→ **STATED TASK**: What follows is a set of records; restate each one word for word and drop the pictures.

(Records from a dataset)

-- Start --

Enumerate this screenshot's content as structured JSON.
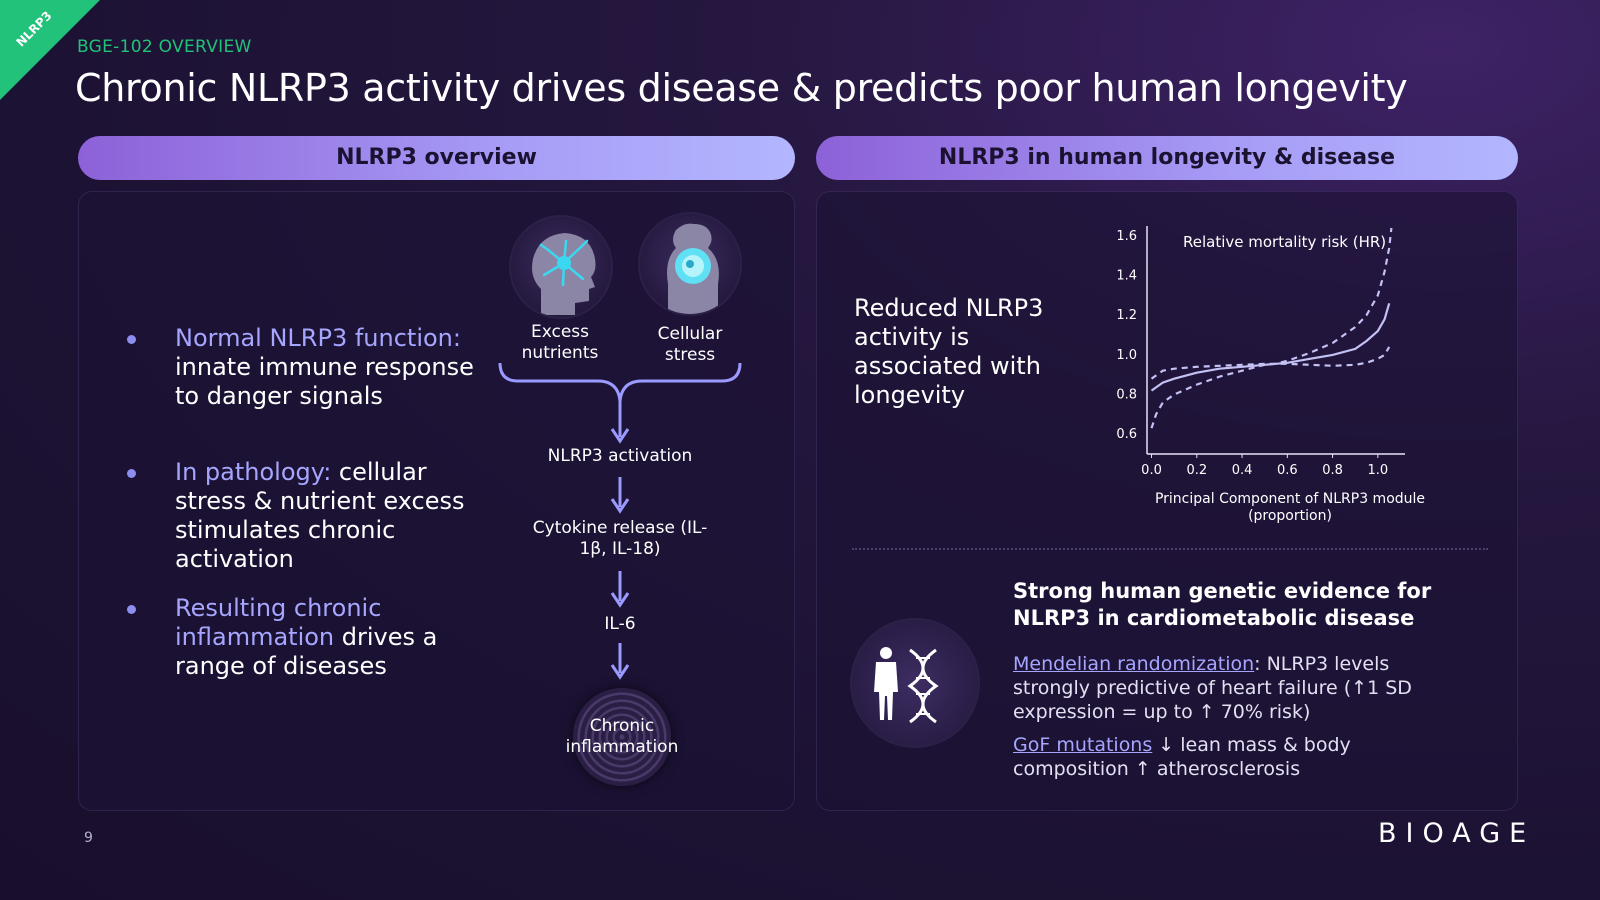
{
  "ribbon": "NLRP3",
  "kicker": "BGE-102 OVERVIEW",
  "title": "Chronic NLRP3 activity drives disease & predicts poor human longevity",
  "left": {
    "header": "NLRP3 overview",
    "bullets": [
      {
        "highlight": "Normal NLRP3 function:",
        "text": " innate immune response to danger signals"
      },
      {
        "highlight": "In pathology:",
        "text": " cellular stress & nutrient excess stimulates chronic activation"
      },
      {
        "highlight": "Resulting chronic inflammation",
        "text": " drives a range of diseases"
      }
    ],
    "flow": {
      "inputs": [
        {
          "label": "Excess nutrients",
          "icon": "brain-neuron-icon"
        },
        {
          "label": "Cellular stress",
          "icon": "stressed-cell-icon"
        }
      ],
      "steps": [
        "NLRP3 activation",
        "Cytokine release (IL-1β, IL-18)",
        "IL-6"
      ],
      "outcome": "Chronic inflammation"
    }
  },
  "right": {
    "header": "NLRP3 in human longevity & disease",
    "statement": "Reduced NLRP3 activity is associated with longevity",
    "genetic_title": "Strong human genetic evidence for NLRP3 in cardiometabolic disease",
    "mr_link": "Mendelian randomization",
    "mr_text": ": NLRP3 levels strongly predictive of heart failure (↑1 SD expression = up to ↑ 70% risk)",
    "gof_link": "GoF mutations",
    "gof_text": " ↓ lean mass & body composition  ↑ atherosclerosis"
  },
  "chart_data": {
    "type": "line",
    "title": "Relative mortality risk (HR)",
    "xlabel": "Principal Component of NLRP3 module (proportion)",
    "ylabel": "",
    "xlim": [
      -0.02,
      1.12
    ],
    "ylim": [
      0.5,
      1.65
    ],
    "xticks": [
      "0.0",
      "0.2",
      "0.4",
      "0.6",
      "0.8",
      "1.0"
    ],
    "yticks": [
      "0.6",
      "0.8",
      "1.0",
      "1.2",
      "1.4",
      "1.6"
    ],
    "series": [
      {
        "style": "solid",
        "x": [
          0.0,
          0.05,
          0.1,
          0.2,
          0.3,
          0.4,
          0.5,
          0.55,
          0.6,
          0.7,
          0.8,
          0.9,
          0.95,
          1.0,
          1.03,
          1.05
        ],
        "y": [
          0.82,
          0.86,
          0.88,
          0.91,
          0.93,
          0.94,
          0.95,
          0.955,
          0.96,
          0.98,
          1.0,
          1.03,
          1.07,
          1.12,
          1.18,
          1.26
        ]
      },
      {
        "style": "dashed",
        "x": [
          0.0,
          0.02,
          0.05,
          0.1,
          0.2,
          0.3,
          0.4,
          0.5,
          0.55,
          0.6,
          0.7,
          0.8,
          0.9,
          0.95,
          1.0,
          1.03,
          1.05,
          1.06
        ],
        "y": [
          0.63,
          0.7,
          0.76,
          0.8,
          0.85,
          0.89,
          0.92,
          0.95,
          0.955,
          0.97,
          1.01,
          1.06,
          1.14,
          1.2,
          1.3,
          1.42,
          1.54,
          1.64
        ]
      },
      {
        "style": "dashed",
        "x": [
          0.0,
          0.05,
          0.1,
          0.2,
          0.3,
          0.4,
          0.5,
          0.55,
          0.6,
          0.7,
          0.8,
          0.9,
          0.95,
          1.0,
          1.03,
          1.05
        ],
        "y": [
          0.88,
          0.92,
          0.93,
          0.94,
          0.945,
          0.95,
          0.955,
          0.955,
          0.955,
          0.95,
          0.945,
          0.95,
          0.96,
          0.98,
          1.0,
          1.04
        ]
      }
    ],
    "line_color": "#c4c1f5",
    "grid": false
  },
  "page_number": "9",
  "logo": "BIOAGE",
  "colors": {
    "accent_green": "#22c27a",
    "highlight": "#a6a6ff",
    "arrow": "#9a9aff"
  }
}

-- End --

→ **WRITTEN ANSWER**:
Enumerate this screenshot's content as structured JSON.
{
  "ribbon": "NLRP3",
  "kicker": "BGE-102 OVERVIEW",
  "title": "Chronic NLRP3 activity drives disease & predicts poor human longevity",
  "left": {
    "header": "NLRP3 overview",
    "bullets": [
      {
        "highlight": "Normal NLRP3 function:",
        "text": " innate immune response to danger signals"
      },
      {
        "highlight": "In pathology:",
        "text": " cellular stress & nutrient excess stimulates chronic activation"
      },
      {
        "highlight": "Resulting chronic inflammation",
        "text": " drives a range of diseases"
      }
    ],
    "flow": {
      "inputs": [
        {
          "label": "Excess nutrients",
          "icon": "brain-neuron-icon"
        },
        {
          "label": "Cellular stress",
          "icon": "stressed-cell-icon"
        }
      ],
      "steps": [
        "NLRP3 activation",
        "Cytokine release (IL-1β, IL-18)",
        "IL-6"
      ],
      "outcome": "Chronic inflammation"
    }
  },
  "right": {
    "header": "NLRP3 in human longevity & disease",
    "statement": "Reduced NLRP3 activity is associated with longevity",
    "genetic_title": "Strong human genetic evidence for NLRP3 in cardiometabolic disease",
    "mr_link": "Mendelian randomization",
    "mr_text": ": NLRP3 levels strongly predictive of heart failure (↑1 SD expression = up to ↑ 70% risk)",
    "gof_link": "GoF mutations",
    "gof_text": " ↓ lean mass & body composition  ↑ atherosclerosis"
  },
  "chart_data": {
    "type": "line",
    "title": "Relative mortality risk (HR)",
    "xlabel": "Principal Component of NLRP3 module (proportion)",
    "ylabel": "",
    "xlim": [
      -0.02,
      1.12
    ],
    "ylim": [
      0.5,
      1.65
    ],
    "xticks": [
      "0.0",
      "0.2",
      "0.4",
      "0.6",
      "0.8",
      "1.0"
    ],
    "yticks": [
      "0.6",
      "0.8",
      "1.0",
      "1.2",
      "1.4",
      "1.6"
    ],
    "series": [
      {
        "style": "solid",
        "x": [
          0.0,
          0.05,
          0.1,
          0.2,
          0.3,
          0.4,
          0.5,
          0.55,
          0.6,
          0.7,
          0.8,
          0.9,
          0.95,
          1.0,
          1.03,
          1.05
        ],
        "y": [
          0.82,
          0.86,
          0.88,
          0.91,
          0.93,
          0.94,
          0.95,
          0.955,
          0.96,
          0.98,
          1.0,
          1.03,
          1.07,
          1.12,
          1.18,
          1.26
        ]
      },
      {
        "style": "dashed",
        "x": [
          0.0,
          0.02,
          0.05,
          0.1,
          0.2,
          0.3,
          0.4,
          0.5,
          0.55,
          0.6,
          0.7,
          0.8,
          0.9,
          0.95,
          1.0,
          1.03,
          1.05,
          1.06
        ],
        "y": [
          0.63,
          0.7,
          0.76,
          0.8,
          0.85,
          0.89,
          0.92,
          0.95,
          0.955,
          0.97,
          1.01,
          1.06,
          1.14,
          1.2,
          1.3,
          1.42,
          1.54,
          1.64
        ]
      },
      {
        "style": "dashed",
        "x": [
          0.0,
          0.05,
          0.1,
          0.2,
          0.3,
          0.4,
          0.5,
          0.55,
          0.6,
          0.7,
          0.8,
          0.9,
          0.95,
          1.0,
          1.03,
          1.05
        ],
        "y": [
          0.88,
          0.92,
          0.93,
          0.94,
          0.945,
          0.95,
          0.955,
          0.955,
          0.955,
          0.95,
          0.945,
          0.95,
          0.96,
          0.98,
          1.0,
          1.04
        ]
      }
    ],
    "line_color": "#c4c1f5",
    "grid": false
  },
  "page_number": "9",
  "logo": "BIOAGE",
  "colors": {
    "accent_green": "#22c27a",
    "highlight": "#a6a6ff",
    "arrow": "#9a9aff"
  }
}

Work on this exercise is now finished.